→ **EXERCISE REQUIREMENTS**
Print out the entries below with no edits.

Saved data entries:
— start —
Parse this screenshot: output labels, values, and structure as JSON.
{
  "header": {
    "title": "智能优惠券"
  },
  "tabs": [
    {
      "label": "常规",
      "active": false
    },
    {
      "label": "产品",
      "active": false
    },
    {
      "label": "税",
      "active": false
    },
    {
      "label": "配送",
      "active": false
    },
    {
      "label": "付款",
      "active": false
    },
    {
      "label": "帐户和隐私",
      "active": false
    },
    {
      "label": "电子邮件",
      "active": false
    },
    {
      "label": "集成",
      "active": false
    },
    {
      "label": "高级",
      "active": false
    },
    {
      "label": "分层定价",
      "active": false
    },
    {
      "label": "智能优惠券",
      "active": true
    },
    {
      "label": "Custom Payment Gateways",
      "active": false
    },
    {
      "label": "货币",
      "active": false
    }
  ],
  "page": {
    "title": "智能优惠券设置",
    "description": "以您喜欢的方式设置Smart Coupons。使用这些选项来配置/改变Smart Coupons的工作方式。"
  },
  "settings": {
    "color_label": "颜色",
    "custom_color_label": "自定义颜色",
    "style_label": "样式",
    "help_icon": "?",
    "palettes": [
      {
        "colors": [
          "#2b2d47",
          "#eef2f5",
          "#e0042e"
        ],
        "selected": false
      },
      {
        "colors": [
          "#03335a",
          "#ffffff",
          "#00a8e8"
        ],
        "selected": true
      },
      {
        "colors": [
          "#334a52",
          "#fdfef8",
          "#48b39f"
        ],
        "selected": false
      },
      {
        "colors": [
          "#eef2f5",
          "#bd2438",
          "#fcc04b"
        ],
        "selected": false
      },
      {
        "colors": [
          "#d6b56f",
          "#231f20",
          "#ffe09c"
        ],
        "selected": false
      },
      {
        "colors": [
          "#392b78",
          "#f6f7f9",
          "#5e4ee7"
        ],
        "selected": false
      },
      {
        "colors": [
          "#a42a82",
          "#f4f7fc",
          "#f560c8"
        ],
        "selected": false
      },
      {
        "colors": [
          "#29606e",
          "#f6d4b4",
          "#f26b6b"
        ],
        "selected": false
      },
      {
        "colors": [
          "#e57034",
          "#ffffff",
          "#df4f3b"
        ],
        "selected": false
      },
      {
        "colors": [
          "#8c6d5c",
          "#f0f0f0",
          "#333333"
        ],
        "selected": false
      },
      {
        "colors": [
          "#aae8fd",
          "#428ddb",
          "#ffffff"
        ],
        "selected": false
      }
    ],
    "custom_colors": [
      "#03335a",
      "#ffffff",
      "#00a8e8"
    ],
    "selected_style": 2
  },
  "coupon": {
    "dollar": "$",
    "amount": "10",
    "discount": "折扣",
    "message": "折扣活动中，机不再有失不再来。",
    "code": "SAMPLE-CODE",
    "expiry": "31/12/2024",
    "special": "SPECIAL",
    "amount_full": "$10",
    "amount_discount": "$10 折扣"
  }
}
— end —
→ **OUTPUT FOR THIS TASK**
Parse this screenshot: output labels, values, and structure as JSON.
{
  "header": {
    "title": "智能优惠券"
  },
  "tabs": [
    {
      "label": "常规",
      "active": false
    },
    {
      "label": "产品",
      "active": false
    },
    {
      "label": "税",
      "active": false
    },
    {
      "label": "配送",
      "active": false
    },
    {
      "label": "付款",
      "active": false
    },
    {
      "label": "帐户和隐私",
      "active": false
    },
    {
      "label": "电子邮件",
      "active": false
    },
    {
      "label": "集成",
      "active": false
    },
    {
      "label": "高级",
      "active": false
    },
    {
      "label": "分层定价",
      "active": false
    },
    {
      "label": "智能优惠券",
      "active": true
    },
    {
      "label": "Custom Payment Gateways",
      "active": false
    },
    {
      "label": "货币",
      "active": false
    }
  ],
  "page": {
    "title": "智能优惠券设置",
    "description": "以您喜欢的方式设置Smart Coupons。使用这些选项来配置/改变Smart Coupons的工作方式。"
  },
  "settings": {
    "color_label": "颜色",
    "custom_color_label": "自定义颜色",
    "style_label": "样式",
    "help_icon": "?",
    "palettes": [
      {
        "colors": [
          "#2b2d47",
          "#eef2f5",
          "#e0042e"
        ],
        "selected": false
      },
      {
        "colors": [
          "#03335a",
          "#ffffff",
          "#00a8e8"
        ],
        "selected": true
      },
      {
        "colors": [
          "#334a52",
          "#fdfef8",
          "#48b39f"
        ],
        "selected": false
      },
      {
        "colors": [
          "#eef2f5",
          "#bd2438",
          "#fcc04b"
        ],
        "selected": false
      },
      {
        "colors": [
          "#d6b56f",
          "#231f20",
          "#ffe09c"
        ],
        "selected": false
      },
      {
        "colors": [
          "#392b78",
          "#f6f7f9",
          "#5e4ee7"
        ],
        "selected": false
      },
      {
        "colors": [
          "#a42a82",
          "#f4f7fc",
          "#f560c8"
        ],
        "selected": false
      },
      {
        "colors": [
          "#29606e",
          "#f6d4b4",
          "#f26b6b"
        ],
        "selected": false
      },
      {
        "colors": [
          "#e57034",
          "#ffffff",
          "#df4f3b"
        ],
        "selected": false
      },
      {
        "colors": [
          "#8c6d5c",
          "#f0f0f0",
          "#333333"
        ],
        "selected": false
      },
      {
        "colors": [
          "#aae8fd",
          "#428ddb",
          "#ffffff"
        ],
        "selected": false
      }
    ],
    "custom_colors": [
      "#03335a",
      "#ffffff",
      "#00a8e8"
    ],
    "selected_style": 2
  },
  "coupon": {
    "dollar": "$",
    "amount": "10",
    "discount": "折扣",
    "message": "折扣活动中，机不再有失不再来。",
    "code": "SAMPLE-CODE",
    "expiry": "31/12/2024",
    "special": "SPECIAL",
    "amount_full": "$10",
    "amount_discount": "$10 折扣"
  }
}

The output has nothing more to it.